▶ [Work to do]
Repeat the material exactly, leaving nothing out.

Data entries
>>

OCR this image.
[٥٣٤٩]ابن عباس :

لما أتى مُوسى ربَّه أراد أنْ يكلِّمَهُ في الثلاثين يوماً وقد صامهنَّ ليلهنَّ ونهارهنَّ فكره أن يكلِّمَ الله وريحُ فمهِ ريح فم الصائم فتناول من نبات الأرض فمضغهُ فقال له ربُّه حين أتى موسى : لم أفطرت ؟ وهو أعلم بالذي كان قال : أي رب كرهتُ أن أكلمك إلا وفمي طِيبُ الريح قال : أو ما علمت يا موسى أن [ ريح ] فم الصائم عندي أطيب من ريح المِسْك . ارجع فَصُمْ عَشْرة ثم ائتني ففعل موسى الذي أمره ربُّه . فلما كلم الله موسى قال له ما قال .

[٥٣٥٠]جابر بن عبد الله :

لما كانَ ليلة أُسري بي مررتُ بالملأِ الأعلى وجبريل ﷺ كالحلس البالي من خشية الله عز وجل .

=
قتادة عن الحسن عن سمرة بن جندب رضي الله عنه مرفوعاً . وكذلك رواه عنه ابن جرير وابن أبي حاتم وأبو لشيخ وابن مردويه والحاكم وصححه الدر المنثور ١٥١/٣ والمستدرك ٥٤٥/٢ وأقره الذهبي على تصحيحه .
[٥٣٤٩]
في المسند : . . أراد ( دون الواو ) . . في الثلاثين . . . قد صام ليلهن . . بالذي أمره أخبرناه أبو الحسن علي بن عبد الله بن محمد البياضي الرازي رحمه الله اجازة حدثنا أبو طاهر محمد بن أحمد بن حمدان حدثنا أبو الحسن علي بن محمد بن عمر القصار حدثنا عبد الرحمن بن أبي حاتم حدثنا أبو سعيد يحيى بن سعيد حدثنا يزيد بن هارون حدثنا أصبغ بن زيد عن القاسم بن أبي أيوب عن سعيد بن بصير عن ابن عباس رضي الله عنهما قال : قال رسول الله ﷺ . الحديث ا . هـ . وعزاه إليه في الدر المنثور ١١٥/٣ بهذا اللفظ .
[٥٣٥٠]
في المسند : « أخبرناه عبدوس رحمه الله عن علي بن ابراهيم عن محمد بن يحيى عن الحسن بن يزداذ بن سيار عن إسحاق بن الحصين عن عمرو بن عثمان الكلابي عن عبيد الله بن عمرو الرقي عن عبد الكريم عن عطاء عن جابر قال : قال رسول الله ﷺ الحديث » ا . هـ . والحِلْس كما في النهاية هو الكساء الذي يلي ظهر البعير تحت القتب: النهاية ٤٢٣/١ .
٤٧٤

<<

▶ [Output]
OCR this image.
[٥٣٤٩]ابن عباس :

لما أتى مُوسى ربَّه أراد أنْ يكلِّمَهُ في الثلاثين يوماً وقد صامهنَّ ليلهنَّ ونهارهنَّ فكره أن يكلِّمَ الله وريحُ فمهِ ريح فم الصائم فتناول من نبات الأرض فمضغهُ فقال له ربُّه حين أتى موسى : لم أفطرت ؟ وهو أعلم بالذي كان قال : أي رب كرهتُ أن أكلمك إلا وفمي طِيبُ الريح قال : أو ما علمت يا موسى أن [ ريح ] فم الصائم عندي أطيب من ريح المِسْك . ارجع فَصُمْ عَشْرة ثم ائتني ففعل موسى الذي أمره ربُّه . فلما كلم الله موسى قال له ما قال .

[٥٣٥٠]جابر بن عبد الله :

لما كانَ ليلة أُسري بي مررتُ بالملأِ الأعلى وجبريل ﷺ كالحلس البالي من خشية الله عز وجل .

=
قتادة عن الحسن عن سمرة بن جندب رضي الله عنه مرفوعاً . وكذلك رواه عنه ابن جرير وابن أبي حاتم وأبو لشيخ وابن مردويه والحاكم وصححه الدر المنثور ١٥١/٣ والمستدرك ٥٤٥/٢ وأقره الذهبي على تصحيحه .
[٥٣٤٩]
في المسند : . . أراد ( دون الواو ) . . في الثلاثين . . . قد صام ليلهن . . بالذي أمره أخبرناه أبو الحسن علي بن عبد الله بن محمد البياضي الرازي رحمه الله اجازة حدثنا أبو طاهر محمد بن أحمد بن حمدان حدثنا أبو الحسن علي بن محمد بن عمر القصار حدثنا عبد الرحمن بن أبي حاتم حدثنا أبو سعيد يحيى بن سعيد حدثنا يزيد بن هارون حدثنا أصبغ بن زيد عن القاسم بن أبي أيوب عن سعيد بن بصير عن ابن عباس رضي الله عنهما قال : قال رسول الله ﷺ . الحديث ا . هـ . وعزاه إليه في الدر المنثور ١١٥/٣ بهذا اللفظ .
[٥٣٥٠]
في المسند : « أخبرناه عبدوس رحمه الله عن علي بن ابراهيم عن محمد بن يحيى عن الحسن بن يزداذ بن سيار عن إسحاق بن الحصين عن عمرو بن عثمان الكلابي عن عبيد الله بن عمرو الرقي عن عبد الكريم عن عطاء عن جابر قال : قال رسول الله ﷺ الحديث » ا . هـ . والحِلْس كما في النهاية هو الكساء الذي يلي ظهر البعير تحت القتب: النهاية ٤٢٣/١ .
٤٧٤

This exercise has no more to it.